■ DIRECTIONS ■
What follows is a set of records, each of which is to be written out exactly.

■ INPUT RECORDS ■
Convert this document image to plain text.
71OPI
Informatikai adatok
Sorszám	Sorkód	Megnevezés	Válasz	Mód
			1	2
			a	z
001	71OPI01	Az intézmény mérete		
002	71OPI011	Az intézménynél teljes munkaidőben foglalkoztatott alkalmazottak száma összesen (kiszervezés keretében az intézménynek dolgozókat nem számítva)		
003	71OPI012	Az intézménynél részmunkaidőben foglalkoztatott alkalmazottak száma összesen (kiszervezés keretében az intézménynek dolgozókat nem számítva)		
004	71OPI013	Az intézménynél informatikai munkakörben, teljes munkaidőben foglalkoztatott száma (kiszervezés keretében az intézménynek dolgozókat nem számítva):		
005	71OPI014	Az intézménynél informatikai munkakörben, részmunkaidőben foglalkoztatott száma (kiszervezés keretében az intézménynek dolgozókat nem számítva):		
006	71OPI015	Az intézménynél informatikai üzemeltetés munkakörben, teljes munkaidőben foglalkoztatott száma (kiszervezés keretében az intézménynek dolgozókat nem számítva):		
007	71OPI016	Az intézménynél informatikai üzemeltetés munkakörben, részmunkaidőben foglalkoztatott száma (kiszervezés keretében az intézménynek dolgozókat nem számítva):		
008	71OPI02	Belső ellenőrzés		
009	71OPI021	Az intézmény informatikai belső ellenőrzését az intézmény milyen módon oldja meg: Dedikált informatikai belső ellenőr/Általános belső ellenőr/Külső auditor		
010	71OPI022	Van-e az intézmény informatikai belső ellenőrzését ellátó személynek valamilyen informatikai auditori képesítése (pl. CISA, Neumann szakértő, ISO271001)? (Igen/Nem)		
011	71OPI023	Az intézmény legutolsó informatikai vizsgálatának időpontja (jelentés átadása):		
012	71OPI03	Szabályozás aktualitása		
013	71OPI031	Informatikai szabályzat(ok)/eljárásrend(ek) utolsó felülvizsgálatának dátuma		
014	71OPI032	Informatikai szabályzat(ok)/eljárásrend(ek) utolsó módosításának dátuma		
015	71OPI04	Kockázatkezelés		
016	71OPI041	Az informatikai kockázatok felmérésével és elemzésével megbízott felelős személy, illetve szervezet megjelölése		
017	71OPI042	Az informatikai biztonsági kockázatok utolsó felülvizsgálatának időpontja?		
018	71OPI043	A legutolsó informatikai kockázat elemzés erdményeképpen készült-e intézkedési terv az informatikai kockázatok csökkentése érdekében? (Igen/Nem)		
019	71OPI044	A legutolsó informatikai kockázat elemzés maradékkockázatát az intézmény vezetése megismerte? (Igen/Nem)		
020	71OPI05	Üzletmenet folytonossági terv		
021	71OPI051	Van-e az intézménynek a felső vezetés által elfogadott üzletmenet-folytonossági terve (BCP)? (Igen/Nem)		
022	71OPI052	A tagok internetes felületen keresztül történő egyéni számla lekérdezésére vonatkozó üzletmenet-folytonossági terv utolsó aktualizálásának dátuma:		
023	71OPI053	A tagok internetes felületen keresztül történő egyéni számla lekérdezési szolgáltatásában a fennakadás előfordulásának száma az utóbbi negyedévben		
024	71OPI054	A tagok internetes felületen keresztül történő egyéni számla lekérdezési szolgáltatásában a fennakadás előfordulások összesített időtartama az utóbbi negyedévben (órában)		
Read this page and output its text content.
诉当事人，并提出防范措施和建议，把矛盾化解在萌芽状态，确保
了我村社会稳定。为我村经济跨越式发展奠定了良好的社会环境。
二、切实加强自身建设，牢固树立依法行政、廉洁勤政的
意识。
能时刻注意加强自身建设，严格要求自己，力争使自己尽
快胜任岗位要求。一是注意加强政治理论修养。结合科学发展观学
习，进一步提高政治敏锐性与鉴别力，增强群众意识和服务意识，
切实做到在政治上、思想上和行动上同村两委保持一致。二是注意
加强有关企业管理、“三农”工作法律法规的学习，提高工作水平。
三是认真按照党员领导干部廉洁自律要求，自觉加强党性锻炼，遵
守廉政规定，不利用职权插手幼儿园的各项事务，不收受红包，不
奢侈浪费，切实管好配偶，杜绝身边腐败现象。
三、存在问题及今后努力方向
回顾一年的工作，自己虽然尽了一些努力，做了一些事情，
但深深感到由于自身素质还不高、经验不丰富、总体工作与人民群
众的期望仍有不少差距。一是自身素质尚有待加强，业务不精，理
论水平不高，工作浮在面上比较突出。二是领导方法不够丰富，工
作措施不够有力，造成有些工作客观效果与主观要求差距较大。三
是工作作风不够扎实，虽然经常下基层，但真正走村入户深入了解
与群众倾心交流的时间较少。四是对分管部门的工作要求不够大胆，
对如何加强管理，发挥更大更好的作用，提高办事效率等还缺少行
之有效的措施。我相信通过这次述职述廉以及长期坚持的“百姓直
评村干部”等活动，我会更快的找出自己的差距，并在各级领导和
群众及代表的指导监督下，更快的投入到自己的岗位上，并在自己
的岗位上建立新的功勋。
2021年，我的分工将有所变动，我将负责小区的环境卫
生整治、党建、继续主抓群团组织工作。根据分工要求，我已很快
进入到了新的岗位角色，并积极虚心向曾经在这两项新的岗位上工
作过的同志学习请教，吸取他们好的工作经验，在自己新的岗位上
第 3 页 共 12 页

■ WRITTEN RESPONSE ■
Convert this document image to plain text.
71OPI
Informatikai adatok
Sorszám	Sorkód	Megnevezés	Válasz	Mód
			1	2
			a	z
001	71OPI01	Az intézmény mérete		
002	71OPI011	Az intézménynél teljes munkaidőben foglalkoztatott alkalmazottak száma összesen (kiszervezés keretében az intézménynek dolgozókat nem számítva)		
003	71OPI012	Az intézménynél részmunkaidőben foglalkoztatott alkalmazottak száma összesen (kiszervezés keretében az intézménynek dolgozókat nem számítva)		
004	71OPI013	Az intézménynél informatikai munkakörben, teljes munkaidőben foglalkoztatott száma (kiszervezés keretében az intézménynek dolgozókat nem számítva):		
005	71OPI014	Az intézménynél informatikai munkakörben, részmunkaidőben foglalkoztatott száma (kiszervezés keretében az intézménynek dolgozókat nem számítva):		
006	71OPI015	Az intézménynél informatikai üzemeltetés munkakörben, teljes munkaidőben foglalkoztatott száma (kiszervezés keretében az intézménynek dolgozókat nem számítva):		
007	71OPI016	Az intézménynél informatikai üzemeltetés munkakörben, részmunkaidőben foglalkoztatott száma (kiszervezés keretében az intézménynek dolgozókat nem számítva):		
008	71OPI02	Belső ellenőrzés		
009	71OPI021	Az intézmény informatikai belső ellenőrzését az intézmény milyen módon oldja meg: Dedikált informatikai belső ellenőr/Általános belső ellenőr/Külső auditor		
010	71OPI022	Van-e az intézmény informatikai belső ellenőrzését ellátó személynek valamilyen informatikai auditori képesítése (pl. CISA, Neumann szakértő, ISO271001)? (Igen/Nem)		
011	71OPI023	Az intézmény legutolsó informatikai vizsgálatának időpontja (jelentés átadása):		
012	71OPI03	Szabályozás aktualitása		
013	71OPI031	Informatikai szabályzat(ok)/eljárásrend(ek) utolsó felülvizsgálatának dátuma		
014	71OPI032	Informatikai szabályzat(ok)/eljárásrend(ek) utolsó módosításának dátuma		
015	71OPI04	Kockázatkezelés		
016	71OPI041	Az informatikai kockázatok felmérésével és elemzésével megbízott felelős személy, illetve szervezet megjelölése		
017	71OPI042	Az informatikai biztonsági kockázatok utolsó felülvizsgálatának időpontja?		
018	71OPI043	A legutolsó informatikai kockázat elemzés erdményeképpen készült-e intézkedési terv az informatikai kockázatok csökkentése érdekében? (Igen/Nem)		
019	71OPI044	A legutolsó informatikai kockázat elemzés maradékkockázatát az intézmény vezetése megismerte? (Igen/Nem)		
020	71OPI05	Üzletmenet folytonossági terv		
021	71OPI051	Van-e az intézménynek a felső vezetés által elfogadott üzletmenet-folytonossági terve (BCP)? (Igen/Nem)		
022	71OPI052	A tagok internetes felületen keresztül történő egyéni számla lekérdezésére vonatkozó üzletmenet-folytonossági terv utolsó aktualizálásának dátuma:		
023	71OPI053	A tagok internetes felületen keresztül történő egyéni számla lekérdezési szolgáltatásában a fennakadás előfordulásának száma az utóbbi negyedévben		
024	71OPI054	A tagok internetes felületen keresztül történő egyéni számla lekérdezési szolgáltatásában a fennakadás előfordulások összesített időtartama az utóbbi negyedévben (órában)		
Read this page and output its text content.
诉当事人，并提出防范措施和建议，把矛盾化解在萌芽状态，确保
了我村社会稳定。为我村经济跨越式发展奠定了良好的社会环境。
二、切实加强自身建设，牢固树立依法行政、廉洁勤政的
意识。
能时刻注意加强自身建设，严格要求自己，力争使自己尽
快胜任岗位要求。一是注意加强政治理论修养。结合科学发展观学
习，进一步提高政治敏锐性与鉴别力，增强群众意识和服务意识，
切实做到在政治上、思想上和行动上同村两委保持一致。二是注意
加强有关企业管理、“三农”工作法律法规的学习，提高工作水平。
三是认真按照党员领导干部廉洁自律要求，自觉加强党性锻炼，遵
守廉政规定，不利用职权插手幼儿园的各项事务，不收受红包，不
奢侈浪费，切实管好配偶，杜绝身边腐败现象。
三、存在问题及今后努力方向
回顾一年的工作，自己虽然尽了一些努力，做了一些事情，
但深深感到由于自身素质还不高、经验不丰富、总体工作与人民群
众的期望仍有不少差距。一是自身素质尚有待加强，业务不精，理
论水平不高，工作浮在面上比较突出。二是领导方法不够丰富，工
作措施不够有力，造成有些工作客观效果与主观要求差距较大。三
是工作作风不够扎实，虽然经常下基层，但真正走村入户深入了解
与群众倾心交流的时间较少。四是对分管部门的工作要求不够大胆，
对如何加强管理，发挥更大更好的作用，提高办事效率等还缺少行
之有效的措施。我相信通过这次述职述廉以及长期坚持的“百姓直
评村干部”等活动，我会更快的找出自己的差距，并在各级领导和
群众及代表的指导监督下，更快的投入到自己的岗位上，并在自己
的岗位上建立新的功勋。
2021年，我的分工将有所变动，我将负责小区的环境卫
生整治、党建、继续主抓群团组织工作。根据分工要求，我已很快
进入到了新的岗位角色，并积极虚心向曾经在这两项新的岗位上工
作过的同志学习请教，吸取他们好的工作经验，在自己新的岗位上
第 3 页 共 12 页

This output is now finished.